The flip may be synchronized to the display Vertical
Synchronization (VSYNC) signal or not. As non-synchronized flip may
cause tearing artifacts, most flips are synchronized to the display
VSYNC. Delays and drops of the content in a video frame buffer may
happen from time to time as shown in FIG. 1. The drops and delays
cause jitter and other visual defects on images presented on the
display monitor. The top time line of the graph marks the flip
commands and their associated instruction pointers. The bottom time
line marks the occurrence of each display VSYNC pulse. Arrow points
to the VSYNC for a given flip. FIG. 2 indicates a frame buffer flip
register with corresponding entries to the timeline of FIG. 1.
Every time a buffer flip command (also known as a buffer flip
instruction) comes in from the software, the associated instruction
pointer is stored as an entry in the frame buffer flip queue.
Generally, each time a VSYNC pulse occurs the instruction pointer
entries in the frame buffer flip queue advance causing an entry
lower in depth to overwrite the top entry in depth. The instruction
pointer indicates the location for the video data to be displayed
on the video monitor changes as well as the particular frame buffer
that stores the rendered video data.
However, as FIG. 1 indicates between times T4 through T7, delays in
displaying the content in a buffer of the frame buffer may occur to
cause defects in the presented video display. The flip command with
an associated instruction pointer number 2 (Ptr 2) is loaded into
the frame buffer flip queue just after the VSYNC pulse at time T5.
The rendered video data displayed at T4 does not change until two
VSYNC pulses later at T7.
Moreover, as FIG. 1 indicates between times T7 through T10, the
content in a buffer of the frame buffer may be dropped entirely and
not presented on the display monitor. The flip command with an
associated instruction pointer number 3 (Ptr 3) is loaded into the
frame buffer flip queue just after the VSYNC pulse at time T7. The
flip command with an associated instruction pointer number 4 (Ptr
4) is loaded into the frame buffer flip queue after the VSYNC pulse
at time T7 and before the next successive VSYNC pulse at time T10.
The content in a buffer of the frame buffer associated with Ptr 3
is dropped/overwritten without being presented on the display
monitor.
Note, in a previous implementation the video graphics display
process, the software or hardware typically poll to see if a flip
is complete. If flip delay or frame drop occurs with software
polling, that may also mean significant CPU cycles spent from that
point forward to synchronize the video display process. Also, the
frame buffer flip queue may differ from a register storing one
entry and possibly a status flag.
BRIEF DESCRIPTION OF THE DRAWINGS
The drawings refer to embodiments of the invention in which:
FIG. 1 illustrates a graph of an example number of flip commands
and their associated instruction pointers verses the occurrence of
each display VSYNC pulse.
FIG. 2 illustrates a block diagram of a frame buffer flip queue
having a depth of two entries and corresponds to the entries from
the timeline of FIG. 1.
FIG. 3 illustrates a block diagram of an embodiment of the inhibit
logic coupled to a frame buffer.
FIG. 4 illustrates a graph of an embodiment of flip commands and
their associated instruction pointers verses the occurrence of each
display VSYNC pulse.
FIG. 5 illustrates a block diagram of an embodiment of a frame
buffer flip queue having a depth of three or more entries and
corresponds to the entries from the timeline of FIG. 4.

_Data block_
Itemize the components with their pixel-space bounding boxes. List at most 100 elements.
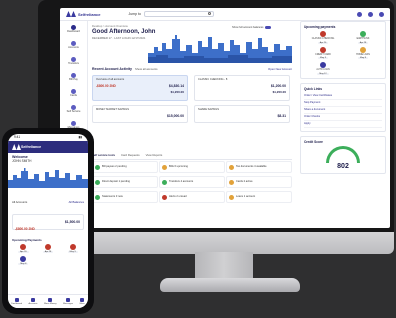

_Written instruction_
Repeat word for word the passage of the frame buffer flip text starting at "The flip may" and ending at "to the timeline of FIG. 1.".

_Completed exercise_
The flip may be synchronized to the display Vertical
Synchronization (VSYNC) signal or not. As non-synchronized flip may
cause tearing artifacts, most flips are synchronized to the display
VSYNC. Delays and drops of the content in a video frame buffer may
happen from time to time as shown in FIG. 1. The drops and delays
cause jitter and other visual defects on images presented on the
display monitor. The top time line of the graph marks the flip
commands and their associated instruction pointers. The bottom time
line marks the occurrence of each display VSYNC pulse. Arrow points
to the VSYNC for a given flip. FIG. 2 indicates a frame buffer flip
register with corresponding entries to the timeline of FIG. 1.